------ Provided records ------

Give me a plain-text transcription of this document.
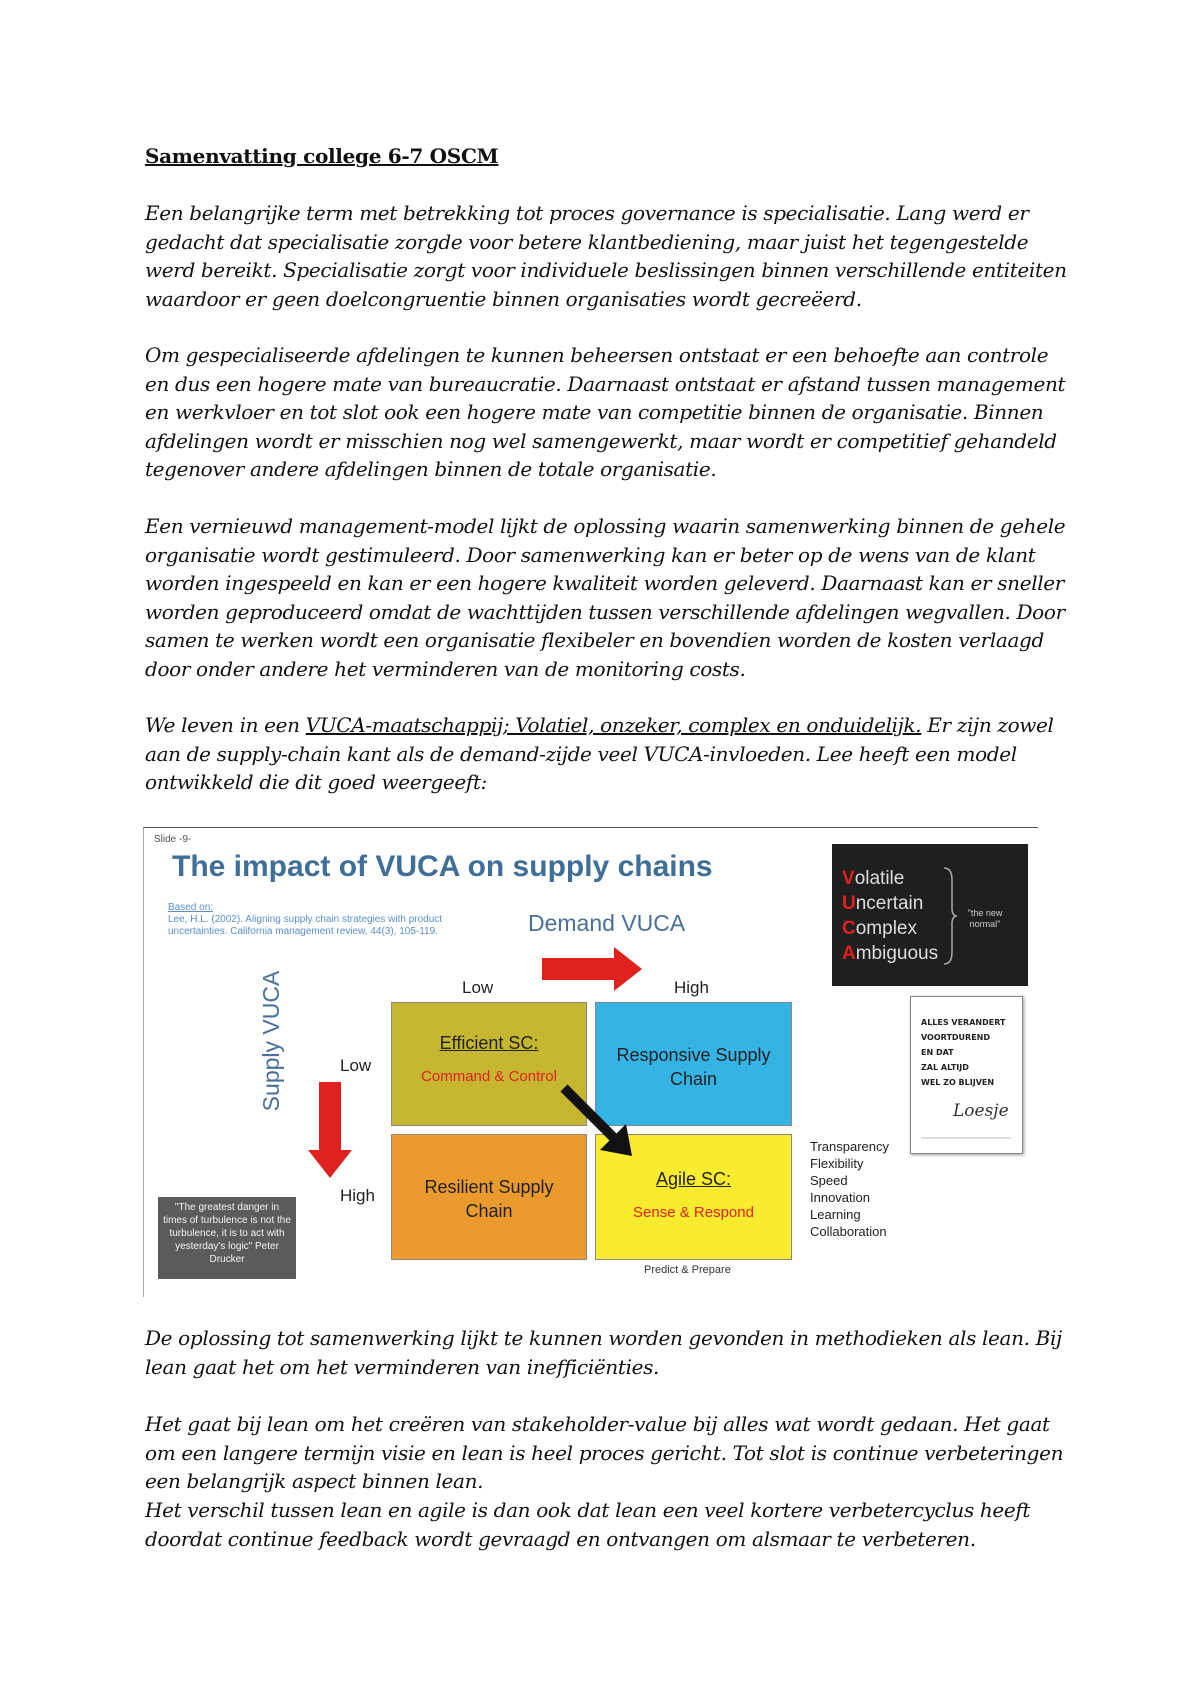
Samenvatting college 6-7 OSCM

Een belangrijke term met betrekking tot proces governance is specialisatie. Lang werd er gedacht dat specialisatie zorgde voor betere klantbediening, maar juist het tegengestelde werd bereikt. Specialisatie zorgt voor individuele beslissingen binnen verschillende entiteiten waardoor er geen doelcongruentie binnen organisaties wordt gecreëerd.

Om gespecialiseerde afdelingen te kunnen beheersen ontstaat er een behoefte aan controle en dus een hogere mate van bureaucratie. Daarnaast ontstaat er afstand tussen management en werkvloer en tot slot ook een hogere mate van competitie binnen de organisatie. Binnen afdelingen wordt er misschien nog wel samengewerkt, maar wordt er competitief gehandeld tegenover andere afdelingen binnen de totale organisatie.

Een vernieuwd management-model lijkt de oplossing waarin samenwerking binnen de gehele organisatie wordt gestimuleerd. Door samenwerking kan er beter op de wens van de klant worden ingespeeld en kan er een hogere kwaliteit worden geleverd. Daarnaast kan er sneller worden geproduceerd omdat de wachttijden tussen verschillende afdelingen wegvallen. Door samen te werken wordt een organisatie flexibeler en bovendien worden de kosten verlaagd door onder andere het verminderen van de monitoring costs.

We leven in een VUCA-maatschappij; Volatiel, onzeker, complex en onduidelijk. Er zijn zowel aan de supply-chain kant als de demand-zijde veel VUCA-invloeden. Lee heeft een model ontwikkeld die dit goed weergeeft:

Slide -9-
The impact of VUCA on supply chains
Based on:
Lee, H.L. (2002). Aligning supply chain strategies with product uncertainties. California management review, 44(3), 105-119.	Demand VUCA
Low	High
Supply VUCA	Low
High
Efficient SC:
Command & Control
Responsive Supply Chain
Resilient Supply Chain
Agile SC:
Sense & Respond
Predict & Prepare
Volatile
Uncertain
Complex
Ambiguous
"the new normal"
ALLES VERANDERT
VOORTDUREND
EN DAT
ZAL ALTIJD
WEL ZO BLIJVEN
Loesje
"The greatest danger in times of turbulence is not the turbulence, it is to act with yesterday's logic" Peter Drucker
Transparency
Flexibility
Speed
Innovation
Learning
Collaboration

De oplossing tot samenwerking lijkt te kunnen worden gevonden in methodieken als lean. Bij lean gaat het om het verminderen van inefficiënties.

Het gaat bij lean om het creëren van stakeholder-value bij alles wat wordt gedaan. Het gaat om een langere termijn visie en lean is heel proces gericht. Tot slot is continue verbeteringen een belangrijk aspect binnen lean.

Het verschil tussen lean en agile is dan ook dat lean een veel kortere verbetercyclus heeft doordat continue feedback wordt gevraagd en ontvangen om alsmaar te verbeteren.
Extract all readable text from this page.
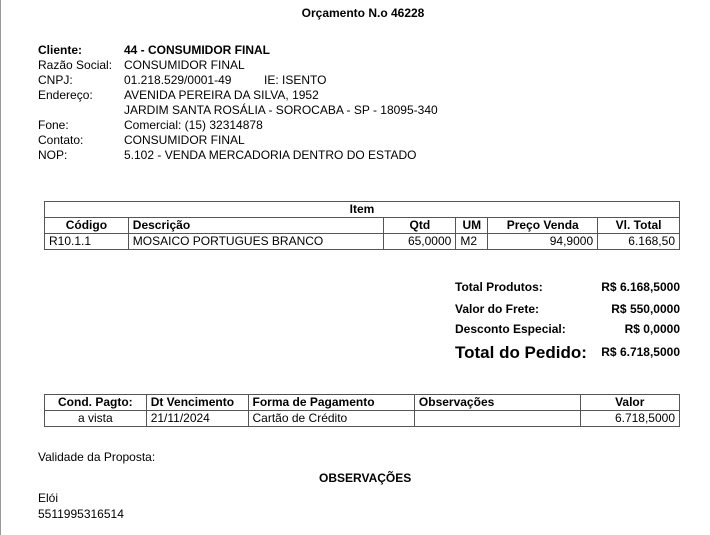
Orçamento N.o 46228
Cliente:	44 - CONSUMIDOR FINAL
Razão Social: CONSUMIDOR FINAL
CNPJ:	01.218.529/0001-49	IE: ISENTO
Endereço:	AVENIDA PEREIRA DA SILVA, 1952
JARDIM SANTA ROSÁLIA - SOROCABA - SP - 18095-340
Fone:	Comercial: (15) 32314878
Contato:	CONSUMIDOR FINAL
NOP:	5.102 - VENDA MERCADORIA DENTRO DO ESTADO
Item					
Código	Descrição	Qtd	UM	Preço Venda	Vl. Total
R10.1.1	MOSAICO PORTUGUES BRANCO	65,0000	M2	94,9000	6.168,50
Total Produtos:	R$ 6.168,5000
Valor do Frete:	R$ 550,0000
Desconto Especial:	R$ 0,0000
Total do Pedido: R$ 6.718,5000
Cond. Pagto:	Dt Vencimento	Forma de Pagamento	Observações	Valor
a vista	21/11/2024	Cartão de Crédito		6.718,5000
Validade da Proposta:
OBSERVAÇÕES
Elói
5511995316514
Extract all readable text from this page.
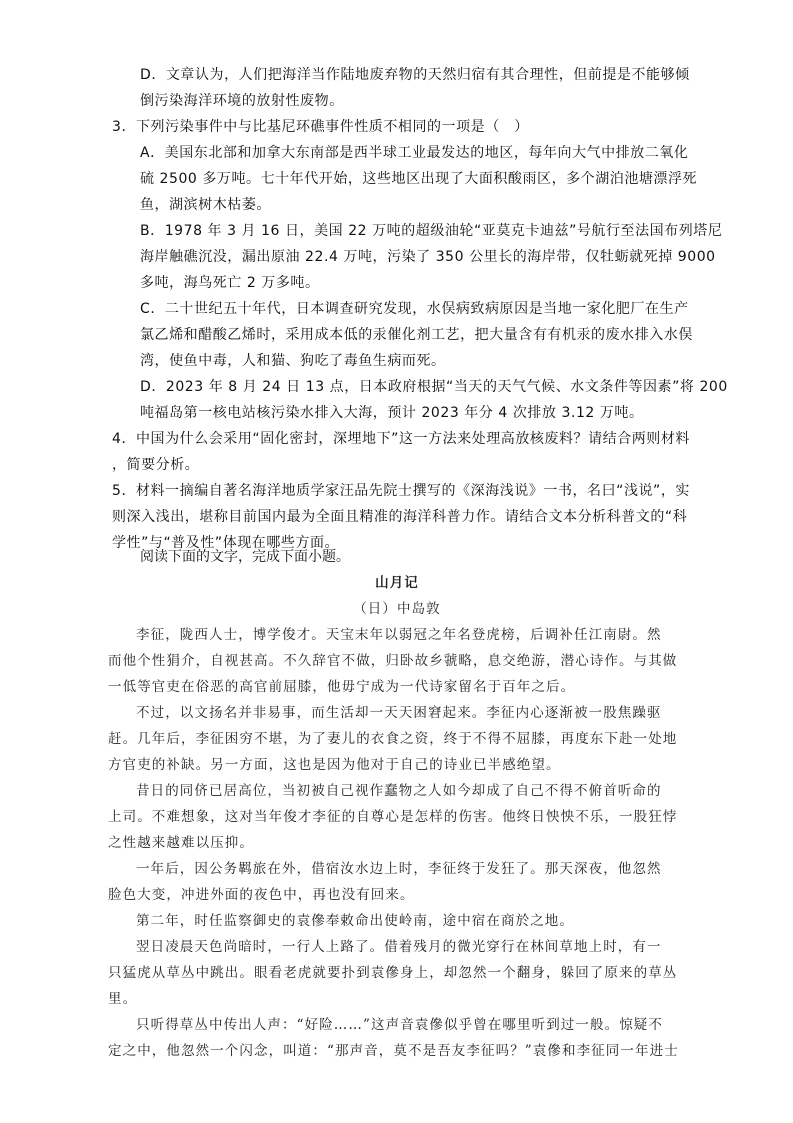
D．文章认为，人们把海洋当作陆地废弃物的天然归宿有其合理性，但前提是不能够倾
倒污染海洋环境的放射性废物。
3．下列污染事件中与比基尼环礁事件性质不相同的一项是（　）
A．美国东北部和加拿大东南部是西半球工业最发达的地区，每年向大气中排放二氧化
硫 2500 多万吨。七十年代开始，这些地区出现了大面积酸雨区，多个湖泊池塘漂浮死
鱼，湖滨树木枯萎。
B．1978 年 3 月 16 日，美国 22 万吨的超级油轮“亚莫克卡迪兹”号航行至法国布列塔尼
海岸触礁沉没，漏出原油 22.4 万吨，污染了 350 公里长的海岸带，仅牡蛎就死掉 9000
多吨，海鸟死亡 2 万多吨。
C．二十世纪五十年代，日本调查研究发现，水俣病致病原因是当地一家化肥厂在生产
氯乙烯和醋酸乙烯时，采用成本低的汞催化剂工艺，把大量含有有机汞的废水排入水俣
湾，使鱼中毒，人和猫、狗吃了毒鱼生病而死。
D．2023 年 8 月 24 日 13 点，日本政府根据“当天的天气气候、水文条件等因素”将 200
吨福岛第一核电站核污染水排入大海，预计 2023 年分 4 次排放 3.12 万吨。
4．中国为什么会采用“固化密封，深埋地下”这一方法来处理高放核废料？请结合两则材料
，简要分析。
5．材料一摘编自著名海洋地质学家汪品先院士撰写的《深海浅说》一书，名曰“浅说”，实
则深入浅出，堪称目前国内最为全面且精准的海洋科普力作。请结合文本分析科普文的“科
学性”与“普及性”体现在哪些方面。
阅读下面的文字，完成下面小题。
山月记
（日）中岛敦
李征，陇西人士，博学俊才。天宝末年以弱冠之年名登虎榜，后调补任江南尉。然
而他个性狷介，自视甚高。不久辞官不做，归卧故乡虢略，息交绝游，潜心诗作。与其做
一低等官吏在俗恶的高官前屈膝，他毋宁成为一代诗家留名于百年之后。
不过，以文扬名并非易事，而生活却一天天困窘起来。李征内心逐渐被一股焦躁驱
赶。几年后，李征困穷不堪，为了妻儿的衣食之资，终于不得不屈膝，再度东下赴一处地
方官吏的补缺。另一方面，这也是因为他对于自己的诗业已半感绝望。
昔日的同侪已居高位，当初被自己视作蠢物之人如今却成了自己不得不俯首听命的
上司。不难想象，这对当年俊才李征的自尊心是怎样的伤害。他终日怏怏不乐，一股狂悖
之性越来越难以压抑。
一年后，因公务羁旅在外，借宿汝水边上时，李征终于发狂了。那天深夜，他忽然
脸色大变，冲进外面的夜色中，再也没有回来。
第二年，时任监察御史的袁傪奉敕命出使岭南，途中宿在商於之地。
翌日凌晨天色尚暗时，一行人上路了。借着残月的微光穿行在林间草地上时，有一
只猛虎从草丛中跳出。眼看老虎就要扑到袁傪身上，却忽然一个翻身，躲回了原来的草丛
里。
只听得草丛中传出人声：“好险……”这声音袁傪似乎曾在哪里听到过一般。惊疑不
定之中，他忽然一个闪念，叫道：“那声音，莫不是吾友李征吗？”袁傪和李征同一年进士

------

→ **What you have to do**: Tally the lines of the records holding the word "Valor", then state only the tally.

→ **Result below**: 2